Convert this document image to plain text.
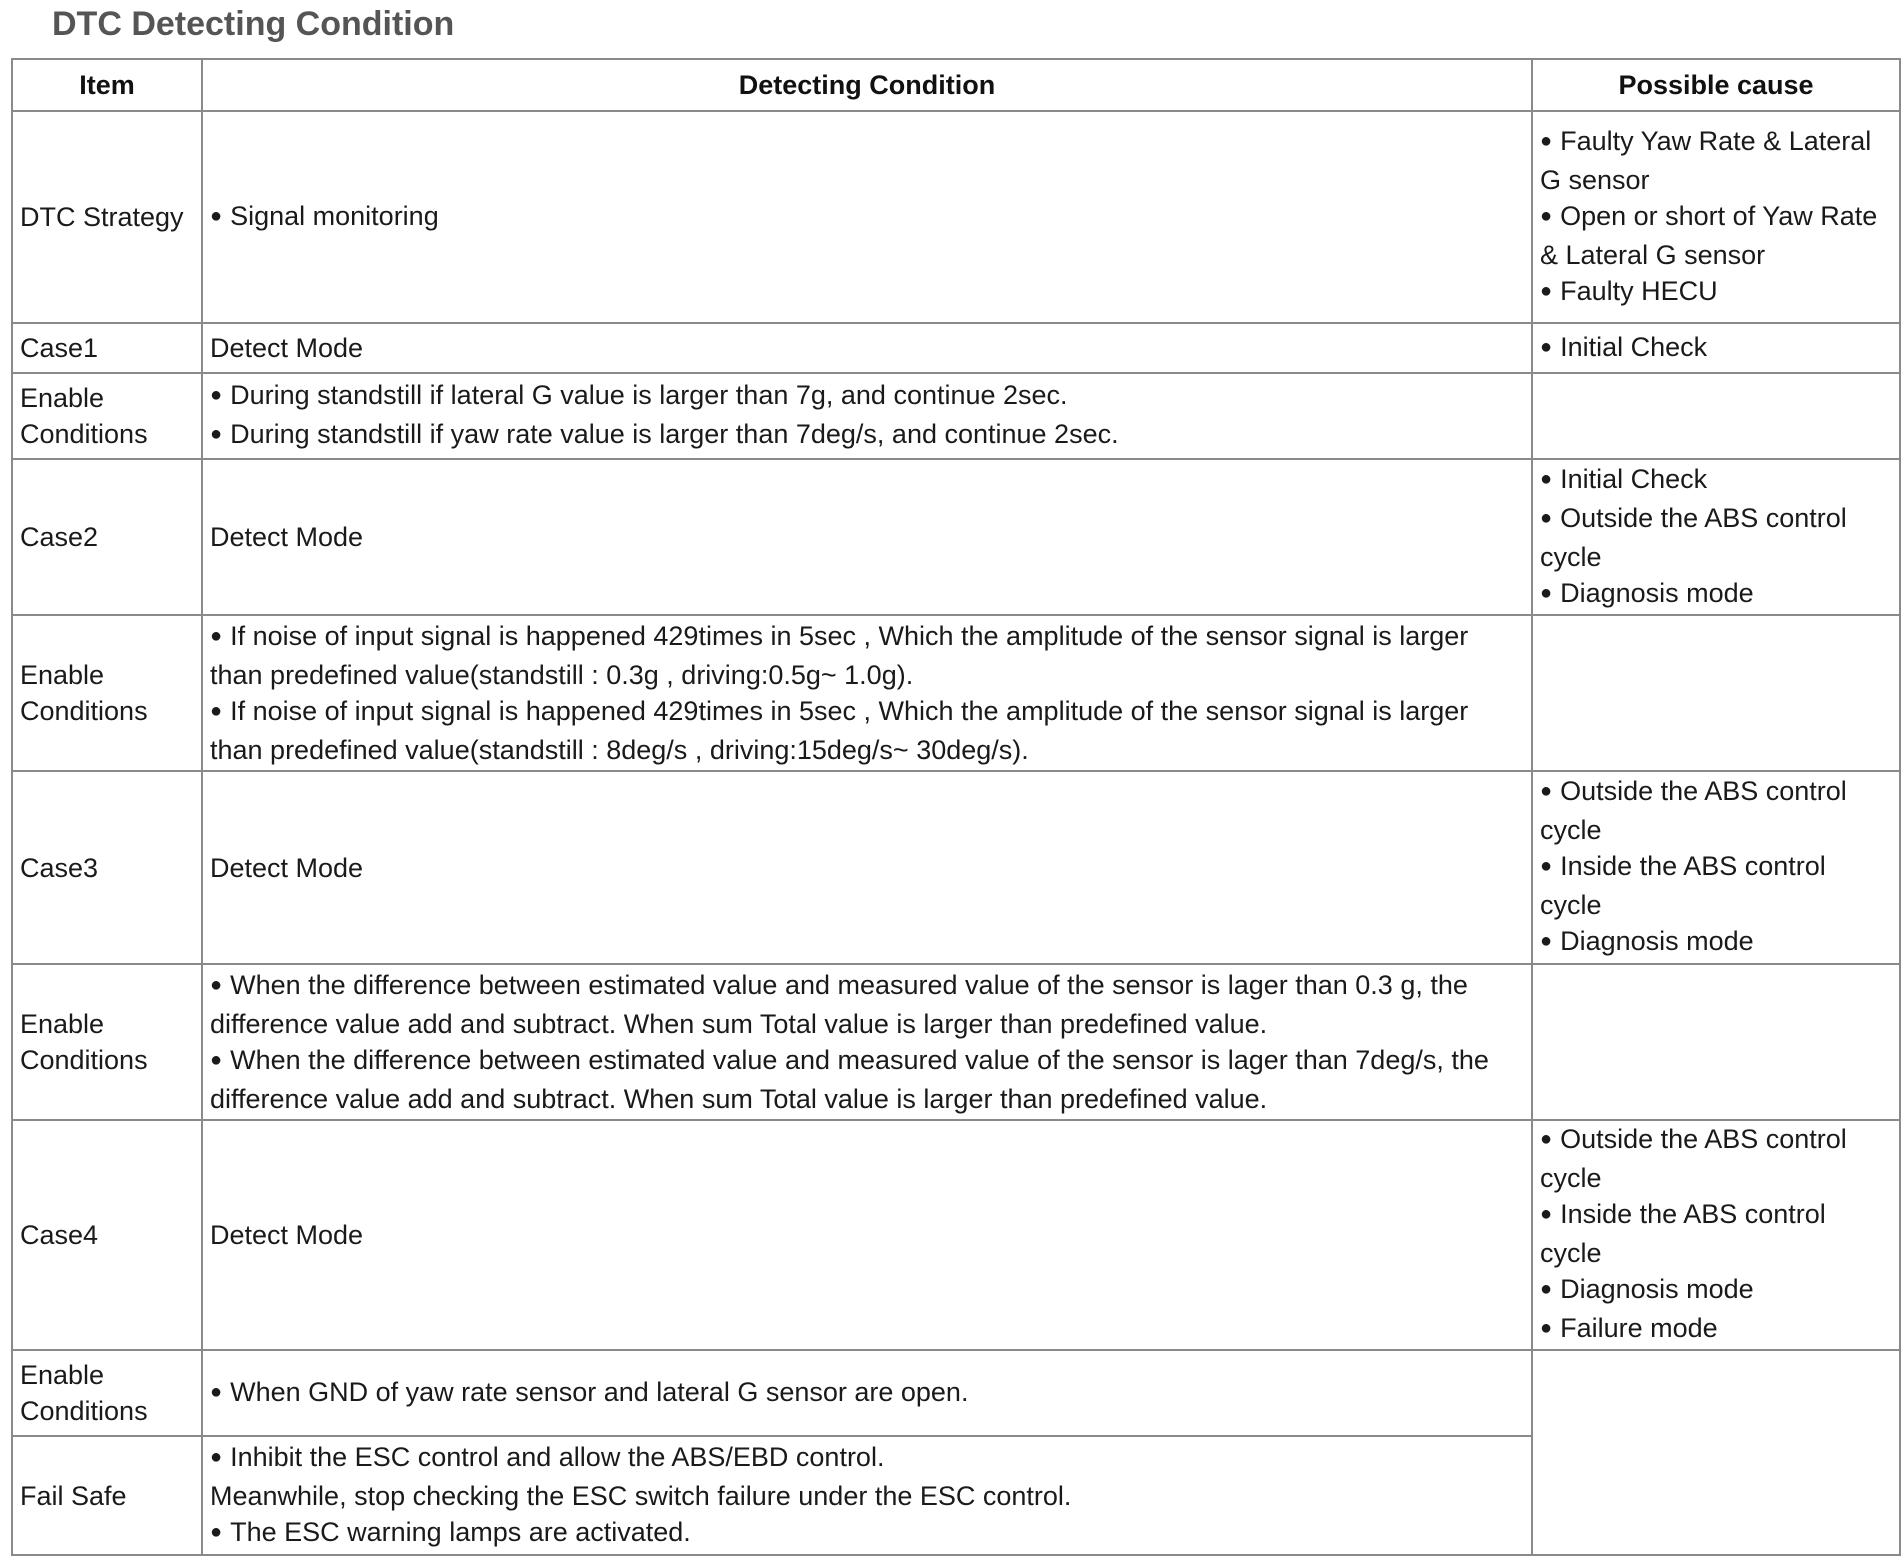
DTC Detecting Condition
Item	Detecting Condition	Possible cause

DTC Strategy	● Signal monitoring	● Faulty Yaw Rate & Lateral G sensor
● Open or short of Yaw Rate & Lateral G sensor
● Faulty HECU

Case1	Detect Mode	● Initial Check

Enable
Conditions	● During standstill if lateral G value is larger than 7g, and continue 2sec.
● During standstill if yaw rate value is larger than 7deg/s, and continue 2sec.

Case2	Detect Mode	● Initial Check
● Outside the ABS control cycle
● Diagnosis mode

Enable
Conditions	● If noise of input signal is happened 429times in 5sec , Which the amplitude of the sensor signal is larger than predefined value(standstill : 0.3g , driving:0.5g~ 1.0g).
● If noise of input signal is happened 429times in 5sec , Which the amplitude of the sensor signal is larger than predefined value(standstill : 8deg/s , driving:15deg/s~ 30deg/s).

Case3	Detect Mode	● Outside the ABS control cycle
● Inside the ABS control cycle
● Diagnosis mode

Enable
Conditions	● When the difference between estimated value and measured value of the sensor is lager than 0.3 g, the difference value add and subtract. When sum Total value is larger than predefined value.
● When the difference between estimated value and measured value of the sensor is lager than 7deg/s, the difference value add and subtract. When sum Total value is larger than predefined value.

Case4	Detect Mode	● Outside the ABS control cycle
● Inside the ABS control cycle
● Diagnosis mode
● Failure mode

Enable
Conditions	● When GND of yaw rate sensor and lateral G sensor are open.

Fail Safe	● Inhibit the ESC control and allow the ABS/EBD control.
Meanwhile, stop checking the ESC switch failure under the ESC control.
● The ESC warning lamps are activated.
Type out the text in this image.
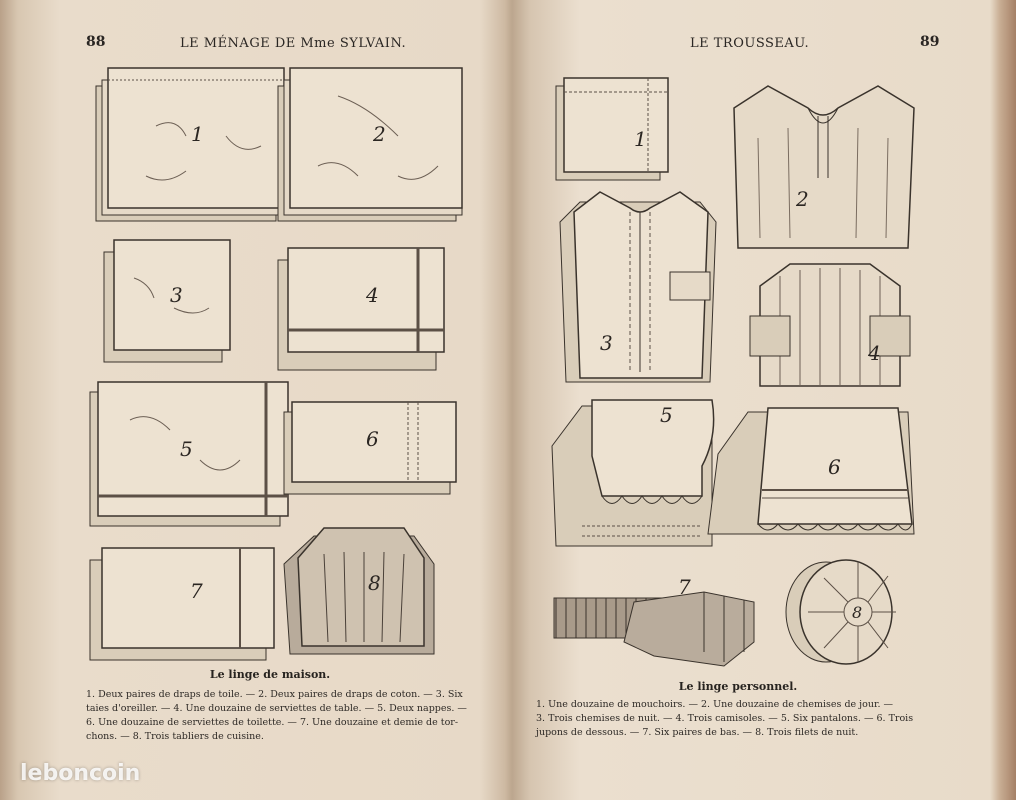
88	LE MÉNAGE DE Mme SYLVAIN.
1	2
3	4
5	6
7	8
Le linge de maison.

1. Deux paires de draps de toile. — 2. Deux paires de draps de coton. — 3. Six

taies d'oreiller. — 4. Une douzaine de serviettes de table. — 5. Deux nappes. —

6. Une douzaine de serviettes de toilette. — 7. Une douzaine et demie de tor-

chons. — 8. Trois tabliers de cuisine.

LE TROUSSEAU.	89
1
2
3	4
5
6
7
8
Le linge personnel.

1. Une douzaine de mouchoirs. — 2. Une douzaine de chemises de jour. —

3. Trois chemises de nuit. — 4. Trois camisoles. — 5. Six pantalons. — 6. Trois

jupons de dessous. — 7. Six paires de bas. — 8. Trois filets de nuit.

leboncoin
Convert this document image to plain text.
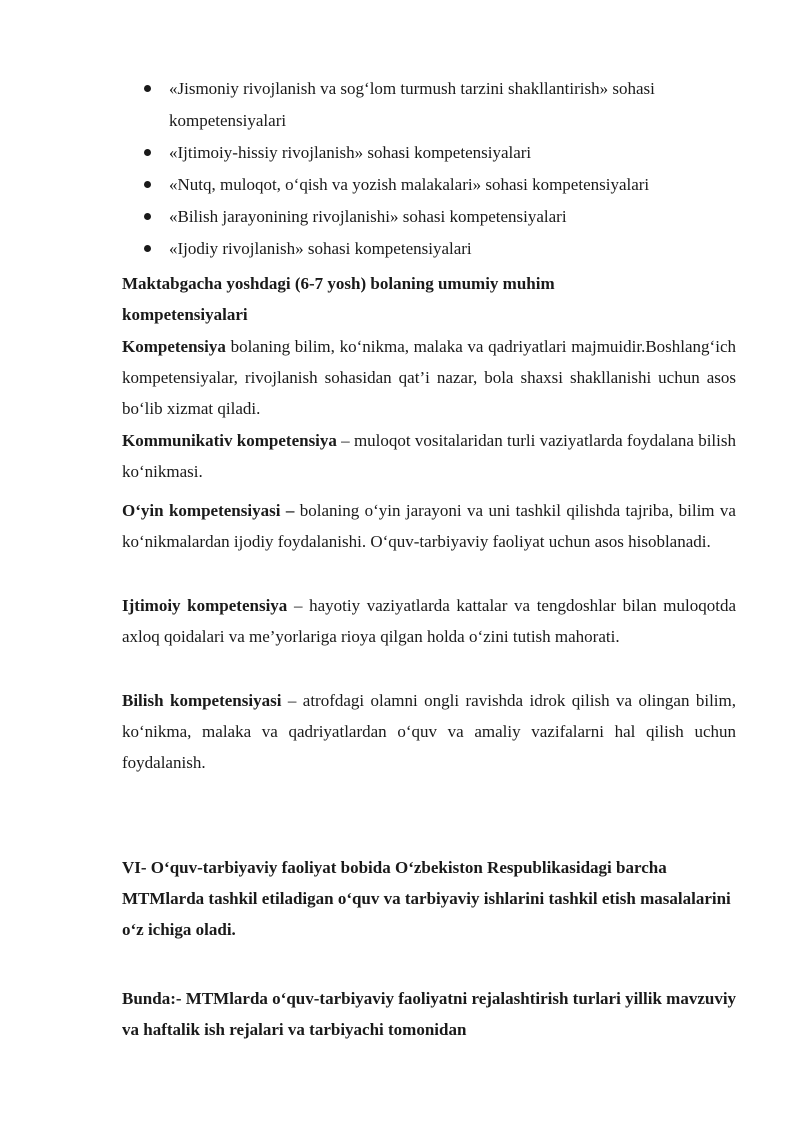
«Jismoniy rivojlanish va sog‘lom turmush tarzini shakllantirish» sohasi kompetensiyalari
«Ijtimoiy-hissiy rivojlanish» sohasi kompetensiyalari
«Nutq, muloqot, o‘qish va yozish malakalari» sohasi kompetensiyalari
«Bilish jarayonining rivojlanishi» sohasi kompetensiyalari
«Ijodiy rivojlanish» sohasi kompetensiyalari
Maktabgacha yoshdagi (6-7 yosh) bolaning umumiy muhim kompetensiyalari

Kompetensiya bolaning bilim, ko‘nikma, malaka va qadriyatlari majmuidir.Boshlang‘ich kompetensiyalar, rivojlanish sohasidan qat’i nazar, bola shaxsi shakllanishi uchun asos bo‘lib xizmat qiladi.

Kommunikativ kompetensiya – muloqot vositalaridan turli vaziyatlarda foydalana bilish ko‘nikmasi.

O‘yin kompetensiyasi – bolaning o‘yin jarayoni va uni tashkil qilishda tajriba, bilim va ko‘nikmalardan ijodiy foydalanishi. O‘quv-tarbiyaviy faoliyat uchun asos hisoblanadi.

Ijtimoiy kompetensiya – hayotiy vaziyatlarda kattalar va tengdoshlar bilan muloqotda axloq qoidalari va me’yorlariga rioya qilgan holda o‘zini tutish mahorati.

Bilish kompetensiyasi – atrofdagi olamni ongli ravishda idrok qilish va olingan bilim, ko‘nikma, malaka va qadriyatlardan o‘quv va amaliy vazifalarni hal qilish uchun foydalanish.

VI- O‘quv-tarbiyaviy faoliyat bobida O‘zbekiston Respublikasidagi barcha MTMlarda tashkil etiladigan o‘quv va tarbiyaviy ishlarini tashkil etish masalalarini o‘z ichiga oladi.
Bunda:- MTMlarda o‘quv-tarbiyaviy faoliyatni rejalashtirish turlari yillik mavzuviy va haftalik ish rejalari va tarbiyachi tomonidan
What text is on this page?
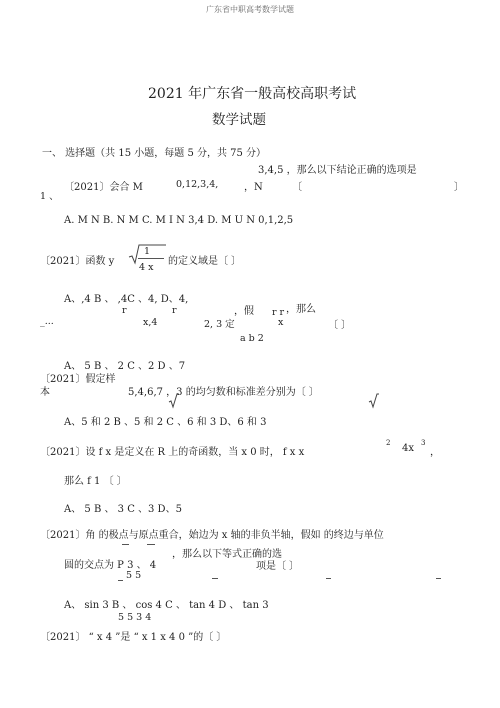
广东省中职高考数学试题
2021 年广东省一般高校高职考试
数学试题
一、 选择题（共 15 小题，每题 5 分，共 75 分）
3,4,5 ，那么以下结论正确的选项是
〔2021〕会合 M	0,12,3,4,	，N	〔	〕
1 、
A. M N B. N M C. M I N 3,4 D. M U N 0,1,2,5
〔2021〕函数 y
1
4 x
的定义域是〔 〕
A、,4 B 、 ,4C 、4, D、4,
r	r	，假 r r ，那么
_...	x,4	2, 3 定	x	〔 〕
a b 2
A、 5 B 、 2 C 、2 D 、7
〔2021〕假定样
本	5,4,6,7 ，3 的均匀数和标准差分别为〔 〕
A、5 和 2 B 、5 和 2 C 、6 和 3 D、6 和 3
〔2021〕设 f x 是定义在 R 上的奇函数，当 x 0 时， f x x
2 4x 3
，
那么 f 1 〔 〕
A、 5 B 、 3 C 、3 D、5
〔2021〕角 的极点与原点重合，始边为 x 轴的非负半轴，假如 的终边与单位
圆的交点为 P 3 、 4
，那么以下等式正确的选
项是〔 〕
5 5
A、 sin 3 B 、 cos 4 C 、 tan 4 D 、 tan 3
5 5 3 4
〔2021〕 “ x 4 ”是 “ x 1 x 4 0 ”的〔 〕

++++

Using the data above, copy each line that contains "estimated".

Conditions	● When the difference between estimated value and measured value of the sensor is lager than 0.3 g, the difference value add and subtract. When sum Total value is larger than predefined value.
● When the difference between estimated value and measured value of the sensor is lager than 7deg/s, the difference value add and subtract. When sum Total value is larger than predefined value.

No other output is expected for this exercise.